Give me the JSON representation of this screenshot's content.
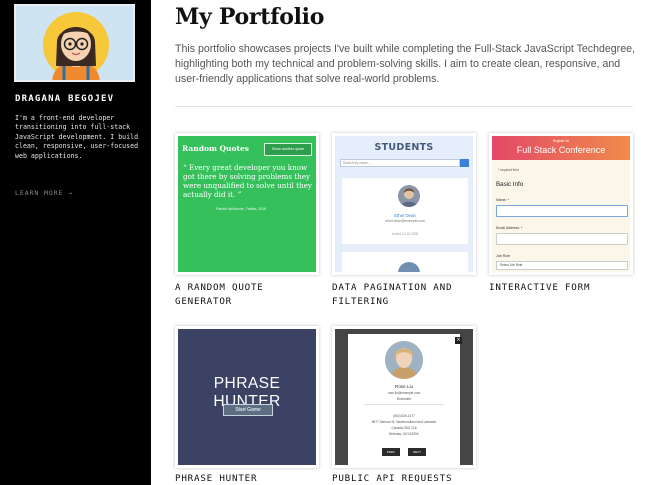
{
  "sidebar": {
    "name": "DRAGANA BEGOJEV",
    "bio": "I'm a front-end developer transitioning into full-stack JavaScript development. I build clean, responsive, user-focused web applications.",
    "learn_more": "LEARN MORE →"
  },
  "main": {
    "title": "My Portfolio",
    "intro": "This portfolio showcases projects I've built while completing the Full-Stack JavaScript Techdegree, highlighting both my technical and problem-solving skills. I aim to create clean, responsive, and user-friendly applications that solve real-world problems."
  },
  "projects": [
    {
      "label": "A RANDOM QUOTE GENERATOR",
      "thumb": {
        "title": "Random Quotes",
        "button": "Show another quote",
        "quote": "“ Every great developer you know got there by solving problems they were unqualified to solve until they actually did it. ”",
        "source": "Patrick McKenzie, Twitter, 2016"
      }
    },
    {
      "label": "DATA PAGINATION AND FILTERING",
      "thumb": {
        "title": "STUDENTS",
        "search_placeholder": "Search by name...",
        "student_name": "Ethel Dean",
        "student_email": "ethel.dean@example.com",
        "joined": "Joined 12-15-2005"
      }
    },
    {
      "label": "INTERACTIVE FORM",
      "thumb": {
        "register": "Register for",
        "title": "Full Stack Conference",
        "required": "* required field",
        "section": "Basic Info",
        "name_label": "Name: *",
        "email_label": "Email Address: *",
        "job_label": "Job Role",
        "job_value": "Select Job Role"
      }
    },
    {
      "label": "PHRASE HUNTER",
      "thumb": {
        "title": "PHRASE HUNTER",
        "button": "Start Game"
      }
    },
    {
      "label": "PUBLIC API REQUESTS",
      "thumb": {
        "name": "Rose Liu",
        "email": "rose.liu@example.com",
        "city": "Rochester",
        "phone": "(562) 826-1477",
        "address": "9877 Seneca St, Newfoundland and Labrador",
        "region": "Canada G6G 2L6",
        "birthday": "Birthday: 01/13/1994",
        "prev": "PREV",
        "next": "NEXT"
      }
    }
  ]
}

##############################

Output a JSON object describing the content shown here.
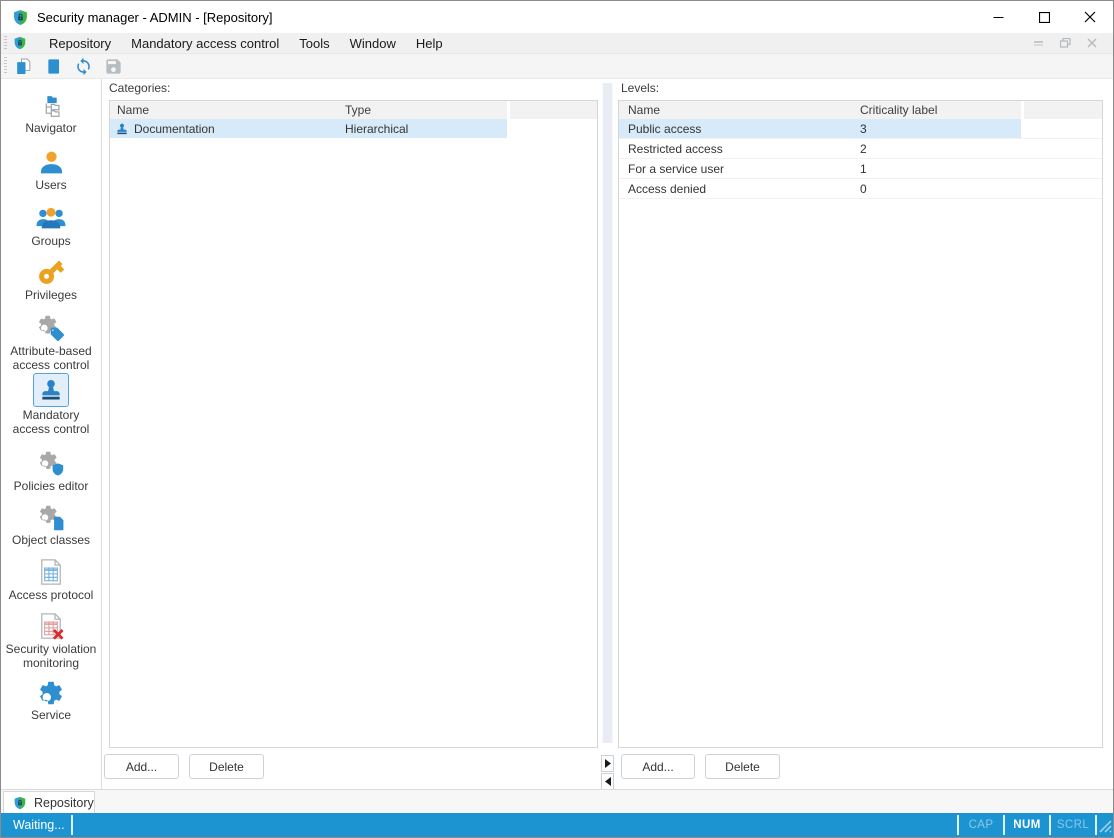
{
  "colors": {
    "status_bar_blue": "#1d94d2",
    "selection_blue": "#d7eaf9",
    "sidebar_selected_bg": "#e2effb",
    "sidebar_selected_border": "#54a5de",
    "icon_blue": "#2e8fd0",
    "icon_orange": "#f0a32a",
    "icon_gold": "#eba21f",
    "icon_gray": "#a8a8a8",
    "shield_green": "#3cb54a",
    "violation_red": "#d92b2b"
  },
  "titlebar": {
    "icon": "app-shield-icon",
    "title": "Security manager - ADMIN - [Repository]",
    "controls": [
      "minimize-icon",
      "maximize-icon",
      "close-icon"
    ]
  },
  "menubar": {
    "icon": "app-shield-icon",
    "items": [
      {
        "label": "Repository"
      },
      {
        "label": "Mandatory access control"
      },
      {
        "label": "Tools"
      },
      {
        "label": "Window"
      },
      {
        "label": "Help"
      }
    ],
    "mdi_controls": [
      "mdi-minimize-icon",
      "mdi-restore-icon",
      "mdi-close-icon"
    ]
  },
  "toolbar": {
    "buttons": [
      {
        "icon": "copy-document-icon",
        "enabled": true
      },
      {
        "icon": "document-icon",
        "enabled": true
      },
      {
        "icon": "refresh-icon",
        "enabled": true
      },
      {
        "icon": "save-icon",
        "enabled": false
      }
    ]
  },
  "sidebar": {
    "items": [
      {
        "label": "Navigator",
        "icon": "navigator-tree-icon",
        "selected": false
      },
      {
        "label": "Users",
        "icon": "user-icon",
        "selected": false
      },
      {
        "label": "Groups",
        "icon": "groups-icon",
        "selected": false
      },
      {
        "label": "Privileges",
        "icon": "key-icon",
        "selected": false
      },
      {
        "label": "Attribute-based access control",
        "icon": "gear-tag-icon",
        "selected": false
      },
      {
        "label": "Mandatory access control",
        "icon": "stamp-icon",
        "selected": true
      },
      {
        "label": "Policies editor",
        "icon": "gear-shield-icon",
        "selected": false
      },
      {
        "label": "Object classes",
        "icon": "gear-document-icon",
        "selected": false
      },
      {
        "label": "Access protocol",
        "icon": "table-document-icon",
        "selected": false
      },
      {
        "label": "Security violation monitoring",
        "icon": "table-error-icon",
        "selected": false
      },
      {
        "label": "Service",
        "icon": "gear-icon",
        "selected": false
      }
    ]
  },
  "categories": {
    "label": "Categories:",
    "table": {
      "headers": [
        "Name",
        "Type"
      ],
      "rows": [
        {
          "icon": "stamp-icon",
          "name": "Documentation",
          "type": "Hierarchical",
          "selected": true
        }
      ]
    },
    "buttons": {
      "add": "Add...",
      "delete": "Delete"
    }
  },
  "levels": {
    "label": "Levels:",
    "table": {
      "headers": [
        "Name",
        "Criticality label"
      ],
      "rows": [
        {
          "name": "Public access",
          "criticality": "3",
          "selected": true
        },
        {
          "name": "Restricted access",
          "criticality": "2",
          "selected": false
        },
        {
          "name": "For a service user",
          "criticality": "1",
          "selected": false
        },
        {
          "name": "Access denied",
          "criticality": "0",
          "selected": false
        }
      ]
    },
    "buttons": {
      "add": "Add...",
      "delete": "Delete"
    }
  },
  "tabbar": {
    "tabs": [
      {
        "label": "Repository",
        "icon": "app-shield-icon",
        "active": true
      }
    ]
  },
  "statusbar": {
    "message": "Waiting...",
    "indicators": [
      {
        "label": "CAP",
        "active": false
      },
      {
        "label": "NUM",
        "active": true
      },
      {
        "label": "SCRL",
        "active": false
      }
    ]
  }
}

##############################

WORK TO BE COMPLETED -
List each line of the records that holds the string "PHRASE".

RESULT -
      "label": "PHRASE HUNTER",
        "title": "PHRASE HUNTER",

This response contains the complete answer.